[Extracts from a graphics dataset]
• • • • •
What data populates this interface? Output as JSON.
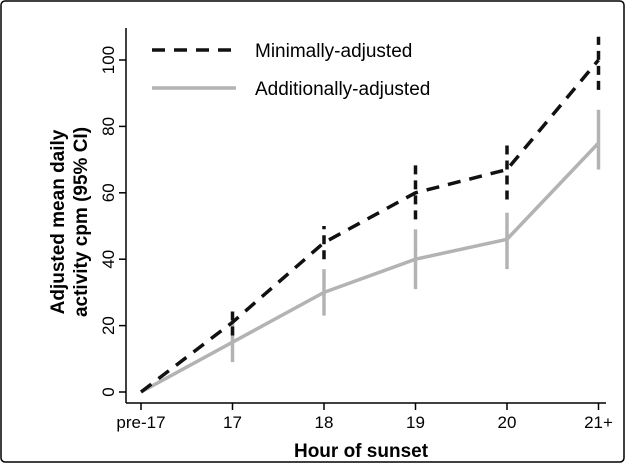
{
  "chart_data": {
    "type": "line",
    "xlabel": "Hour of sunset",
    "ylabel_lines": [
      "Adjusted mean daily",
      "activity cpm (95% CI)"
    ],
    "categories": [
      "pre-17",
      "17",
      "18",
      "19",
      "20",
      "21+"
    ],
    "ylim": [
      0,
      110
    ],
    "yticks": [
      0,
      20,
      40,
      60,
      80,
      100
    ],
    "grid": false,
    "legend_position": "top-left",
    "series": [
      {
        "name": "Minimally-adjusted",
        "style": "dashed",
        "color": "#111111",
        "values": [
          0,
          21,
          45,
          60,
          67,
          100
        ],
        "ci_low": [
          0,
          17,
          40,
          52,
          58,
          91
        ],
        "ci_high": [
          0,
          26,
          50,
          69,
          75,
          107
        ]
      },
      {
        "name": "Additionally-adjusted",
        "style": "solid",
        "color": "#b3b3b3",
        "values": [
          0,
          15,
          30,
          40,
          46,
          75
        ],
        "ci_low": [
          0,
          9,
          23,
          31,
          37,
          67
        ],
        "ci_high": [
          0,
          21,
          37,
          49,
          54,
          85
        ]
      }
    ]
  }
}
• • • • •
_WORK TO BE COMPLETED:_ Copy every entry word for word, but omit the pictures.

_FINAL RESULT:_
What data populates this interface? Output as JSON.
{
  "chart_data": {
    "type": "line",
    "xlabel": "Hour of sunset",
    "ylabel_lines": [
      "Adjusted mean daily",
      "activity cpm (95% CI)"
    ],
    "categories": [
      "pre-17",
      "17",
      "18",
      "19",
      "20",
      "21+"
    ],
    "ylim": [
      0,
      110
    ],
    "yticks": [
      0,
      20,
      40,
      60,
      80,
      100
    ],
    "grid": false,
    "legend_position": "top-left",
    "series": [
      {
        "name": "Minimally-adjusted",
        "style": "dashed",
        "color": "#111111",
        "values": [
          0,
          21,
          45,
          60,
          67,
          100
        ],
        "ci_low": [
          0,
          17,
          40,
          52,
          58,
          91
        ],
        "ci_high": [
          0,
          26,
          50,
          69,
          75,
          107
        ]
      },
      {
        "name": "Additionally-adjusted",
        "style": "solid",
        "color": "#b3b3b3",
        "values": [
          0,
          15,
          30,
          40,
          46,
          75
        ],
        "ci_low": [
          0,
          9,
          23,
          31,
          37,
          67
        ],
        "ci_high": [
          0,
          21,
          37,
          49,
          54,
          85
        ]
      }
    ]
  }
}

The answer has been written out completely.